Die Arbeiten um die Zeit des chinesischen Nationalfeiertags, der am 01.10. war, gestalteten sich sehr schwierig. Manche Firmen haben zu diesem Ereignis bis zu 14 Tage geschlossen. Natürlich kein Media Markt, aber es sollte so vielen Angestellten wie möglich die Gelegenheit gegeben werden, ein paar Tage im Kreise ihrer Familien zu verbringen. Jedoch sollte es auch im Markt weitergehen, denn schließlich war er noch nicht fertig und es gab eine Menge zu tun. Wir wurden gefragt, wie viele Helfer wir zum Aufbau der Abteilungen an diesen Tagen brauchten. Da in der TV-Abteilung noch einige Regale bestückt werden mussten, bat ich um vier Mitarbeiter, um den Aufbau zügig abzuschließen.

▬▬▬▬▬▬

Tippe aus dem Text über den Marktaufbau Wort für Wort den Teil ab, der mit den Worten „Die Arbeiten um“ anfängt und mit „Aufbau zügig abzuschließen.“ aufhört. Die nachstehenden Zeilen stammen aus einer anderen Quelle.

### GESPEICHERTE DATEN:

▬▬▬▬▬▬

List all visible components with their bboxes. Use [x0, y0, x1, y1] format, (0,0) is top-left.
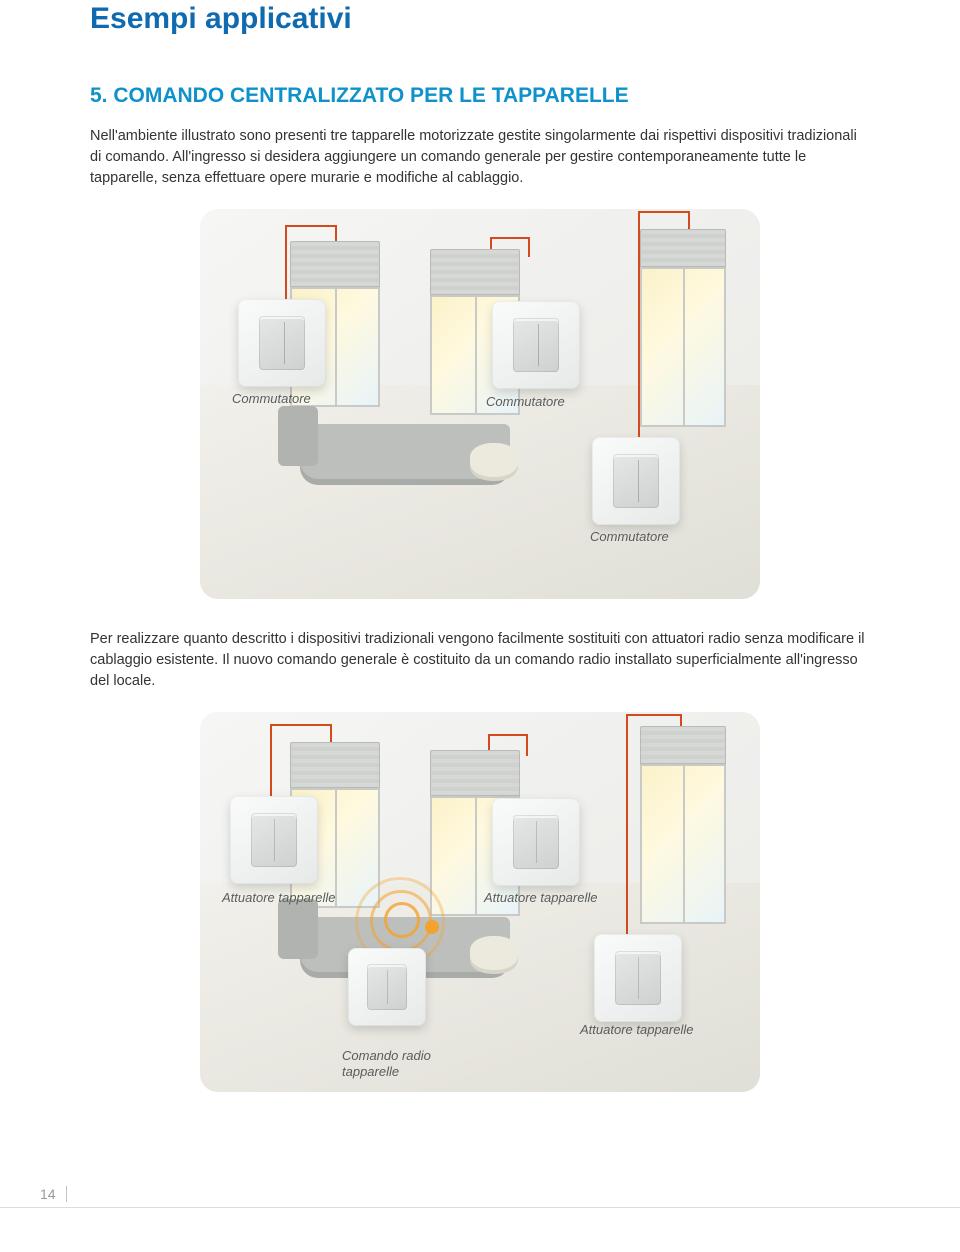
window-pane	[640, 267, 726, 427]
rocker-switch	[513, 815, 559, 869]
switch-plate	[238, 299, 326, 387]
diagram-after: Attuatore tapparelle Attuatore tapparell…	[200, 712, 760, 1092]
actuator-plate	[230, 796, 318, 884]
section-heading: 5. COMANDO CENTRALIZZATO PER LE TAPPAREL…	[90, 84, 870, 108]
rocker-switch	[613, 454, 659, 508]
device-label: Attuatore tapparelle	[580, 1022, 693, 1037]
actuator-plate	[492, 798, 580, 886]
rocker-switch	[513, 318, 559, 372]
rocker-switch	[367, 964, 407, 1010]
page-title: Esempi applicativi	[90, 2, 870, 36]
section-title-text: COMANDO CENTRALIZZATO PER LE TAPPARELLE	[113, 84, 628, 107]
ottoman	[470, 936, 518, 970]
wire	[626, 714, 628, 942]
wire	[270, 724, 272, 802]
device-label: Attuatore tapparelle	[222, 890, 335, 905]
device-label: Commutatore	[486, 394, 565, 409]
blind	[640, 229, 726, 267]
wire	[285, 225, 287, 305]
window-unit	[640, 229, 726, 427]
footer-rule	[0, 1207, 960, 1208]
switch-plate	[592, 437, 680, 525]
window-pane	[640, 764, 726, 924]
solution-paragraph: Per realizzare quanto descritto i dispos…	[90, 629, 870, 692]
rocker-switch	[615, 951, 661, 1005]
switch-plate	[492, 301, 580, 389]
wire	[626, 714, 682, 716]
wire	[526, 734, 528, 756]
rocker-switch	[259, 316, 305, 370]
blind	[290, 742, 380, 788]
radio-dot-icon	[425, 920, 439, 934]
intro-paragraph: Nell'ambiente illustrato sono presenti t…	[90, 126, 870, 189]
wire	[490, 237, 530, 239]
blind	[430, 249, 520, 295]
wire	[528, 237, 530, 257]
blind	[290, 241, 380, 287]
wire	[638, 211, 690, 213]
diagram-before: Commutatore Commutatore Commutatore	[200, 209, 760, 599]
window-unit	[640, 726, 726, 924]
rocker-switch	[251, 813, 297, 867]
blind	[430, 750, 520, 796]
radio-command-plate	[348, 948, 426, 1026]
actuator-plate	[594, 934, 682, 1022]
wire	[488, 734, 528, 736]
device-label: Commutatore	[590, 529, 669, 544]
radio-wave-icon	[384, 902, 420, 938]
ottoman	[470, 443, 518, 477]
section-number: 5.	[90, 84, 108, 107]
wire	[285, 225, 337, 227]
device-label: Comando radio tapparelle	[342, 1048, 442, 1081]
page-number: 14	[40, 1186, 67, 1202]
device-label: Commutatore	[232, 391, 311, 406]
blind	[640, 726, 726, 764]
device-label: Attuatore tapparelle	[484, 890, 597, 905]
wire	[270, 724, 332, 726]
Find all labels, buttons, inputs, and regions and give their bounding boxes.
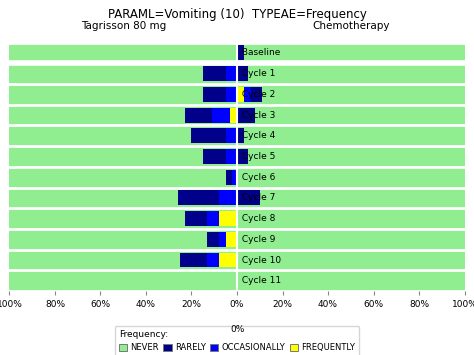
Bar — [237, 129, 244, 143]
Legend: NEVER, RARELY, OCCASIONALLY, FREQUENTLY: NEVER, RARELY, OCCASIONALLY, FREQUENTLY — [115, 326, 359, 355]
Bar — [237, 45, 244, 60]
Text: Cycle 10: Cycle 10 — [239, 256, 282, 264]
Title: PARAML=Vomiting (10)  TYPEAE=Frequency: PARAML=Vomiting (10) TYPEAE=Frequency — [108, 7, 366, 21]
Bar — [226, 87, 237, 102]
Bar — [208, 211, 237, 226]
Bar — [178, 190, 237, 205]
Text: Cycle 9: Cycle 9 — [239, 235, 276, 244]
Bar — [185, 211, 237, 226]
Bar — [212, 108, 237, 122]
Text: Cycle 7: Cycle 7 — [239, 193, 276, 202]
Text: Chemotherapy: Chemotherapy — [312, 21, 390, 31]
Bar — [237, 87, 251, 102]
Text: Cycle 3: Cycle 3 — [239, 110, 276, 120]
Text: Cycle 8: Cycle 8 — [239, 214, 276, 223]
Bar — [219, 232, 237, 247]
Bar — [203, 66, 237, 81]
Bar — [208, 232, 237, 247]
Bar — [180, 253, 237, 268]
Bar — [226, 232, 237, 247]
Text: Cycle 1: Cycle 1 — [239, 69, 276, 78]
Text: 0%: 0% — [230, 325, 245, 334]
Bar — [230, 108, 237, 122]
Bar — [237, 149, 248, 164]
Bar — [219, 253, 237, 268]
Text: Cycle 6: Cycle 6 — [239, 173, 276, 182]
Bar — [191, 129, 237, 143]
Bar — [237, 66, 248, 81]
Bar — [237, 87, 262, 102]
Bar — [237, 87, 244, 102]
Text: Tagrisson 80 mg: Tagrisson 80 mg — [81, 21, 166, 31]
Bar — [203, 149, 237, 164]
Text: Cycle 4: Cycle 4 — [239, 131, 275, 140]
Bar — [226, 129, 237, 143]
Text: Cycle 5: Cycle 5 — [239, 152, 276, 161]
Bar — [237, 190, 260, 205]
Text: Cycle 2: Cycle 2 — [239, 90, 275, 99]
Text: Baseline: Baseline — [239, 48, 281, 58]
Bar — [237, 108, 255, 122]
Bar — [185, 108, 237, 122]
Bar — [219, 190, 237, 205]
Bar — [219, 211, 237, 226]
Bar — [208, 253, 237, 268]
Bar — [203, 87, 237, 102]
Bar — [226, 170, 237, 185]
Bar — [226, 66, 237, 81]
Text: Cycle 11: Cycle 11 — [239, 276, 282, 285]
Bar — [232, 170, 237, 185]
Bar — [226, 149, 237, 164]
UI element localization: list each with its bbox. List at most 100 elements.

▬▬▬▬▬▬

### DEIN ERGEBNIS:
Die Arbeiten um die Zeit des chinesischen Nationalfeiertags, der am 01.10. war, gestalteten sich sehr schwierig. Manche Firmen haben zu diesem Ereignis bis zu 14 Tage geschlossen. Natürlich kein Media Markt, aber es sollte so vielen Angestellten wie möglich die Gelegenheit gegeben werden, ein paar Tage im Kreise ihrer Familien zu verbringen. Jedoch sollte es auch im Markt weitergehen, denn schließlich war er noch nicht fertig und es gab eine Menge zu tun. Wir wurden gefragt, wie viele Helfer wir zum Aufbau der Abteilungen an diesen Tagen brauchten. Da in der TV-Abteilung noch einige Regale bestückt werden mussten, bat ich um vier Mitarbeiter, um den Aufbau zügig abzuschließen.